SET TASK:
Reply with one number only: the count of lines below that contain the word "Температура".

Stored records

• • • • •

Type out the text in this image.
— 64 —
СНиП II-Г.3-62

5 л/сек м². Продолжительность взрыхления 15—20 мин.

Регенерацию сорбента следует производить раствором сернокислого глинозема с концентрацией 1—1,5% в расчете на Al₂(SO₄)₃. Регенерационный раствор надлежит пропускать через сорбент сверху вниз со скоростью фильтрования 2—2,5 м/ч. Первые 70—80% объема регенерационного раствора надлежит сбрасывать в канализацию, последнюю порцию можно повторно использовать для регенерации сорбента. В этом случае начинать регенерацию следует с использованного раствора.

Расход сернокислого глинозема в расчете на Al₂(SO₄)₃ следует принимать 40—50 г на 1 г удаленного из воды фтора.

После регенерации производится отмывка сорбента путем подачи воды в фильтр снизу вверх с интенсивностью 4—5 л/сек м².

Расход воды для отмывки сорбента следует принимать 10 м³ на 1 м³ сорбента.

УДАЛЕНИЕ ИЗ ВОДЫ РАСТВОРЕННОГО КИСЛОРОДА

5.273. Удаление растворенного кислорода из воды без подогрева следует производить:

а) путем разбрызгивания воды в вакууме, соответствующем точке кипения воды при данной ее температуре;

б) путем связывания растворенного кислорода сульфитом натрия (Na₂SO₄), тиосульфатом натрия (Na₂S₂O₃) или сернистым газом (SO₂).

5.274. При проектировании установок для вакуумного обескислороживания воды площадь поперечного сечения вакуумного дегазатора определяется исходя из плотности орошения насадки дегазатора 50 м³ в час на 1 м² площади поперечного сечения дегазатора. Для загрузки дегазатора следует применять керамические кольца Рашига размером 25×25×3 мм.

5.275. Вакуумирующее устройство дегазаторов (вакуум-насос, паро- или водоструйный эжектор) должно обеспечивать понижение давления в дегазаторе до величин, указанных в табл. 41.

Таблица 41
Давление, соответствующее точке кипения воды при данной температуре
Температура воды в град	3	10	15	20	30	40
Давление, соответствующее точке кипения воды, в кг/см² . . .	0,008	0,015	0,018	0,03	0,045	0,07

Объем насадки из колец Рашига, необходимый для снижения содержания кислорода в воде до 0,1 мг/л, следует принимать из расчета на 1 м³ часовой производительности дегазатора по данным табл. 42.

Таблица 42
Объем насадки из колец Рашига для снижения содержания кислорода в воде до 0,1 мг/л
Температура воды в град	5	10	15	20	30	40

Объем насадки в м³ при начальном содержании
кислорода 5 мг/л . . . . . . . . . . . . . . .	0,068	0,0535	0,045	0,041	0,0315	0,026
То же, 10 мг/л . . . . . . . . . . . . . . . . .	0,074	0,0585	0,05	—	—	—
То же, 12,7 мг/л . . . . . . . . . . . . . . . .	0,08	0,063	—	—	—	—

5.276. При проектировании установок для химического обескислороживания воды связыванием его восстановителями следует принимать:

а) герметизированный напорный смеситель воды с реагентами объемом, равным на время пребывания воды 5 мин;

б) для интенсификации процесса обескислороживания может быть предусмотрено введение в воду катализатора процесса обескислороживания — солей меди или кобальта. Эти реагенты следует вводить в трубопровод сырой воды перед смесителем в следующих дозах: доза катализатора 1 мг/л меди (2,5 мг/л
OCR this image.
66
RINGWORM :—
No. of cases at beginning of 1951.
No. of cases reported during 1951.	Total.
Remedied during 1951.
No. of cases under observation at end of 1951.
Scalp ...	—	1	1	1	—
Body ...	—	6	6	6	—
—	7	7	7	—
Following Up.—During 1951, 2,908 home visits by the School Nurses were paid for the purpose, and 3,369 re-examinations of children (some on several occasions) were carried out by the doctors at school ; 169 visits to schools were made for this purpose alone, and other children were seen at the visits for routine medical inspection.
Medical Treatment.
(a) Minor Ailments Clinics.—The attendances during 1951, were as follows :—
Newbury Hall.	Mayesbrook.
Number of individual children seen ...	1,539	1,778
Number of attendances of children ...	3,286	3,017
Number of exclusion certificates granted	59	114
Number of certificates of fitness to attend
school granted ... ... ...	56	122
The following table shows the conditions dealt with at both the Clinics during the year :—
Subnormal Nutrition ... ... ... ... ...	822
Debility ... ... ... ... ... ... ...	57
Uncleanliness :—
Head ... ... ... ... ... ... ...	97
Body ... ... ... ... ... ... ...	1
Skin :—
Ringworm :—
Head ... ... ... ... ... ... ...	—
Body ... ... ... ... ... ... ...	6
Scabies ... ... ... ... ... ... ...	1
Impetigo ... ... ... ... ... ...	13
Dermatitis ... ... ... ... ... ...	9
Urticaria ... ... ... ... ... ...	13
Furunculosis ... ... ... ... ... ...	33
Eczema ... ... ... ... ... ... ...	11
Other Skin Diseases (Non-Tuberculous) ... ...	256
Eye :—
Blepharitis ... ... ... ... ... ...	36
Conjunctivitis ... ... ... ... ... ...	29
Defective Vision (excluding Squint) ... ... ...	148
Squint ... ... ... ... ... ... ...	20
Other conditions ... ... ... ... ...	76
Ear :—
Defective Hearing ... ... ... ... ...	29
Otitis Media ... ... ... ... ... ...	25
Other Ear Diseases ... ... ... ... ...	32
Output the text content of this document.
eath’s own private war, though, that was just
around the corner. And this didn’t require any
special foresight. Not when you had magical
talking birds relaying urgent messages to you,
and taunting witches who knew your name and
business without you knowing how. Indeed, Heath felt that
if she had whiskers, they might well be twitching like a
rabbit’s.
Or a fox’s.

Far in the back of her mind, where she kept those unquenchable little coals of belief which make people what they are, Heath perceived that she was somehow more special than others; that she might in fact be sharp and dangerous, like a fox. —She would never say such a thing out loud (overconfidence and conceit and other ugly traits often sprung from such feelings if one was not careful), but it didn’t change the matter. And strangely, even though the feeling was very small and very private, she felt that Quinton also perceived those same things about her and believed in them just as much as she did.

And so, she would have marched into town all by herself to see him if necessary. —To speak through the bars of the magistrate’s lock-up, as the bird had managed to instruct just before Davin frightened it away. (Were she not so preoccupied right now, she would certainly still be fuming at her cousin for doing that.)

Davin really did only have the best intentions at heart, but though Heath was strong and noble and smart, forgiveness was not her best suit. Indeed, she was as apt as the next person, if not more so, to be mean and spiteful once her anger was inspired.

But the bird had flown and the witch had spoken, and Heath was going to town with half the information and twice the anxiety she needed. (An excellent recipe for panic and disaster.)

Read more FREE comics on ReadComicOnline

• • • • •

EXPECTED ANSWER:
2